* _Instructions to follow_:
Go through the data and copy every line exactly, but not the images.

* _Supplied entries_:

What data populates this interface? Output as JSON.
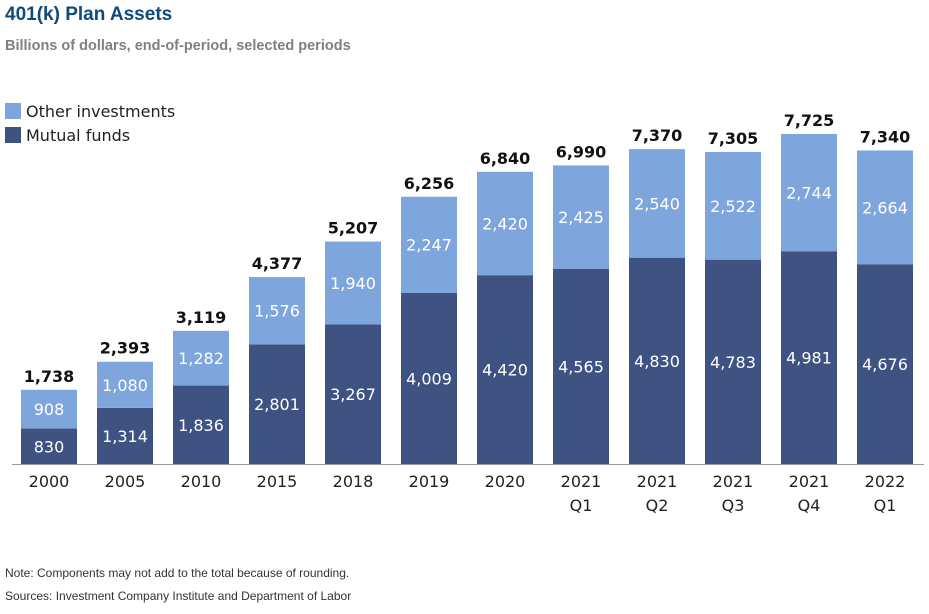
{
  "header": {
    "title": "401(k) Plan Assets",
    "subtitle": "Billions of dollars, end-of-period, selected periods"
  },
  "colors": {
    "other": "#7ea6dc",
    "mutual": "#3e5382",
    "title": "#0e4a7c",
    "subtitle": "#808080",
    "text": "#222222"
  },
  "chart_data": {
    "type": "bar",
    "stacked": true,
    "categories": [
      [
        "2000"
      ],
      [
        "2005"
      ],
      [
        "2010"
      ],
      [
        "2015"
      ],
      [
        "2018"
      ],
      [
        "2019"
      ],
      [
        "2020"
      ],
      [
        "2021",
        "Q1"
      ],
      [
        "2021",
        "Q2"
      ],
      [
        "2021",
        "Q3"
      ],
      [
        "2021",
        "Q4"
      ],
      [
        "2022",
        "Q1"
      ]
    ],
    "series": [
      {
        "name": "Mutual funds",
        "values": [
          830,
          1314,
          1836,
          2801,
          3267,
          4009,
          4420,
          4565,
          4830,
          4783,
          4981,
          4676
        ]
      },
      {
        "name": "Other investments",
        "values": [
          908,
          1080,
          1282,
          1576,
          1940,
          2247,
          2420,
          2425,
          2540,
          2522,
          2744,
          2664
        ]
      }
    ],
    "totals": [
      1738,
      2393,
      3119,
      4377,
      5207,
      6256,
      6840,
      6990,
      7370,
      7305,
      7725,
      7340
    ],
    "ylim": [
      0,
      7725
    ],
    "y_axis_shown": false,
    "grid": false,
    "legend_position": "top-left"
  },
  "legend": [
    {
      "label": "Other investments",
      "color": "#7ea6dc"
    },
    {
      "label": "Mutual funds",
      "color": "#3e5382"
    }
  ],
  "notes": {
    "note": "Note: Components may not add to the total because of rounding.",
    "sources": "Sources: Investment Company Institute and Department of Labor"
  }
}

* _Result of the exercise_:
What data populates this interface? Output as JSON.
{
  "header": {
    "title": "401(k) Plan Assets",
    "subtitle": "Billions of dollars, end-of-period, selected periods"
  },
  "colors": {
    "other": "#7ea6dc",
    "mutual": "#3e5382",
    "title": "#0e4a7c",
    "subtitle": "#808080",
    "text": "#222222"
  },
  "chart_data": {
    "type": "bar",
    "stacked": true,
    "categories": [
      [
        "2000"
      ],
      [
        "2005"
      ],
      [
        "2010"
      ],
      [
        "2015"
      ],
      [
        "2018"
      ],
      [
        "2019"
      ],
      [
        "2020"
      ],
      [
        "2021",
        "Q1"
      ],
      [
        "2021",
        "Q2"
      ],
      [
        "2021",
        "Q3"
      ],
      [
        "2021",
        "Q4"
      ],
      [
        "2022",
        "Q1"
      ]
    ],
    "series": [
      {
        "name": "Mutual funds",
        "values": [
          830,
          1314,
          1836,
          2801,
          3267,
          4009,
          4420,
          4565,
          4830,
          4783,
          4981,
          4676
        ]
      },
      {
        "name": "Other investments",
        "values": [
          908,
          1080,
          1282,
          1576,
          1940,
          2247,
          2420,
          2425,
          2540,
          2522,
          2744,
          2664
        ]
      }
    ],
    "totals": [
      1738,
      2393,
      3119,
      4377,
      5207,
      6256,
      6840,
      6990,
      7370,
      7305,
      7725,
      7340
    ],
    "ylim": [
      0,
      7725
    ],
    "y_axis_shown": false,
    "grid": false,
    "legend_position": "top-left"
  },
  "legend": [
    {
      "label": "Other investments",
      "color": "#7ea6dc"
    },
    {
      "label": "Mutual funds",
      "color": "#3e5382"
    }
  ],
  "notes": {
    "note": "Note: Components may not add to the total because of rounding.",
    "sources": "Sources: Investment Company Institute and Department of Labor"
  }
}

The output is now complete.